* [Dataset entries]
====

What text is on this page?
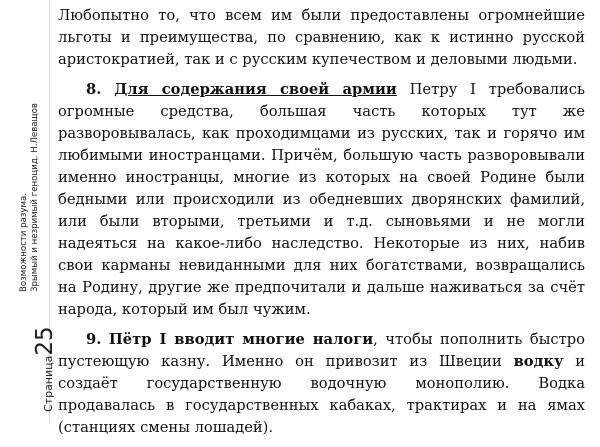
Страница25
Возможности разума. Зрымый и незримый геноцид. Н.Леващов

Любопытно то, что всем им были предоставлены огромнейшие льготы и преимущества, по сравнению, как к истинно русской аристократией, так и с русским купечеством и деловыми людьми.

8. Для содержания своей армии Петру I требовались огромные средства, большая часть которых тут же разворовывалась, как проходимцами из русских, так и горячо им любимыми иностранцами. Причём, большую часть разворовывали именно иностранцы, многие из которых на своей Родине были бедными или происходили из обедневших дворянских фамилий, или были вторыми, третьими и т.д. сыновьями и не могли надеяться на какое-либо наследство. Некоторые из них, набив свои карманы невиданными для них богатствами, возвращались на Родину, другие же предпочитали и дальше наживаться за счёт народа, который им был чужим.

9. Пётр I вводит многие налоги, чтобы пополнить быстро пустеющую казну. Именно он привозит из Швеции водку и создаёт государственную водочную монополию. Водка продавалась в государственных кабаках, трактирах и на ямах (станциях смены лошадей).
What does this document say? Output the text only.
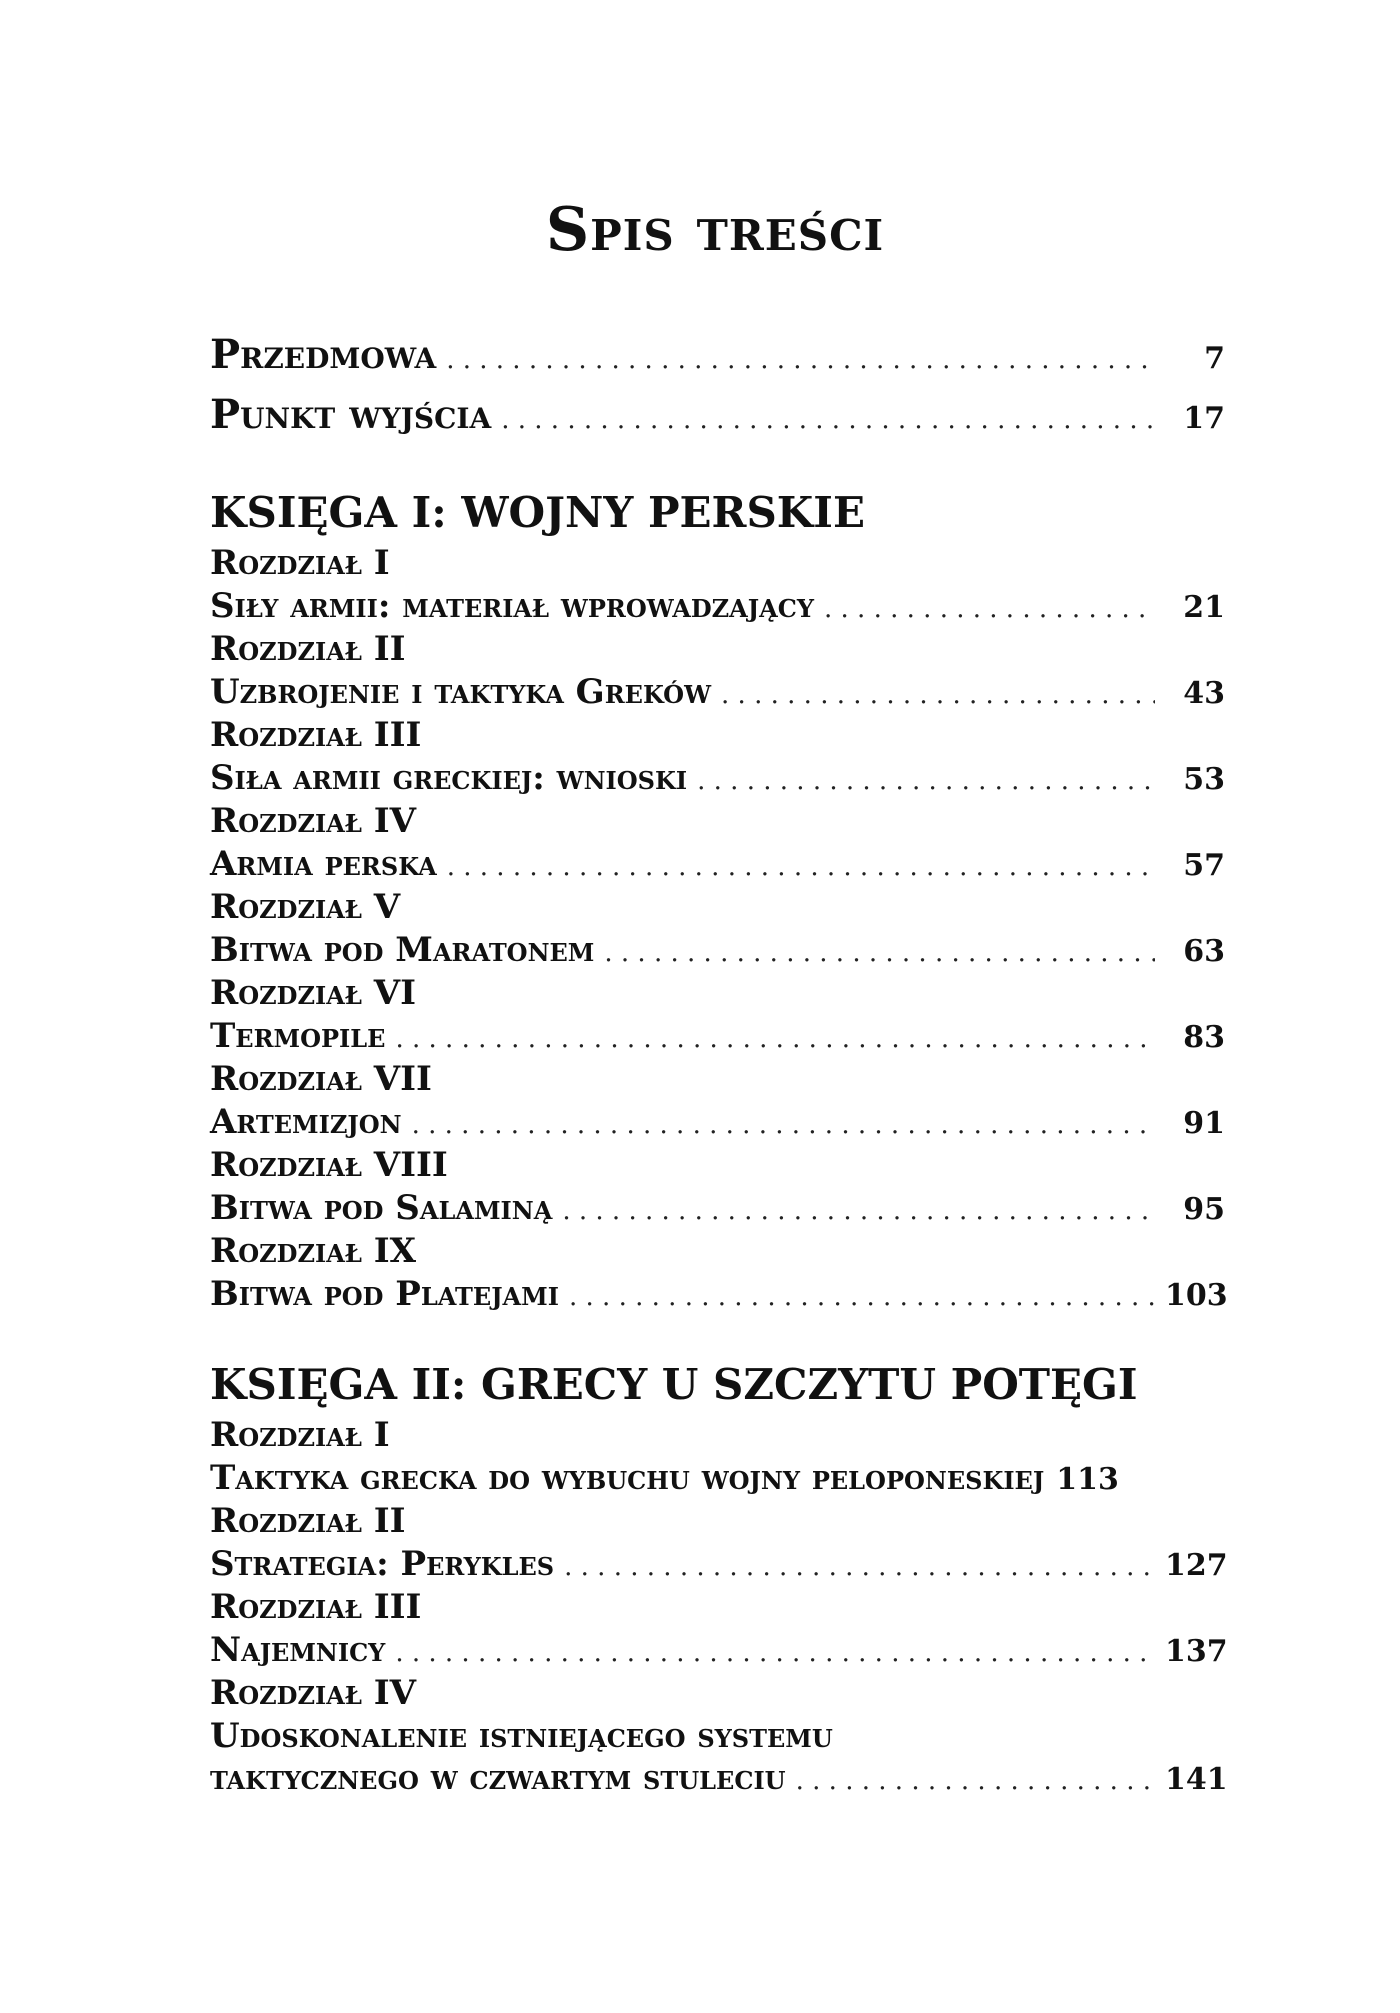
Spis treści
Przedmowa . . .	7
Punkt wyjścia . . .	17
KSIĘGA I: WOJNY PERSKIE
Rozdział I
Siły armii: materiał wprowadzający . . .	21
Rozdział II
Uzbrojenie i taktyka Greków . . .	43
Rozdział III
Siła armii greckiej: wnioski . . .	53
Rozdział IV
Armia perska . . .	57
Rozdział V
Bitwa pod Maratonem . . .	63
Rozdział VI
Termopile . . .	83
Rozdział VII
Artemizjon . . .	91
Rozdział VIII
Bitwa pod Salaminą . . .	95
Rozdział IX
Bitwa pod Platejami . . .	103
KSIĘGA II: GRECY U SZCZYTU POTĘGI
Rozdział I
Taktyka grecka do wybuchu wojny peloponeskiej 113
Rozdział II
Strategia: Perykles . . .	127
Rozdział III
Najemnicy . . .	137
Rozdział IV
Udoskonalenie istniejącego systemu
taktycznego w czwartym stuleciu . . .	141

====

Copy out every line from the data above that has "What" in it.

What text is on this page?
What does this document say? Output the text only.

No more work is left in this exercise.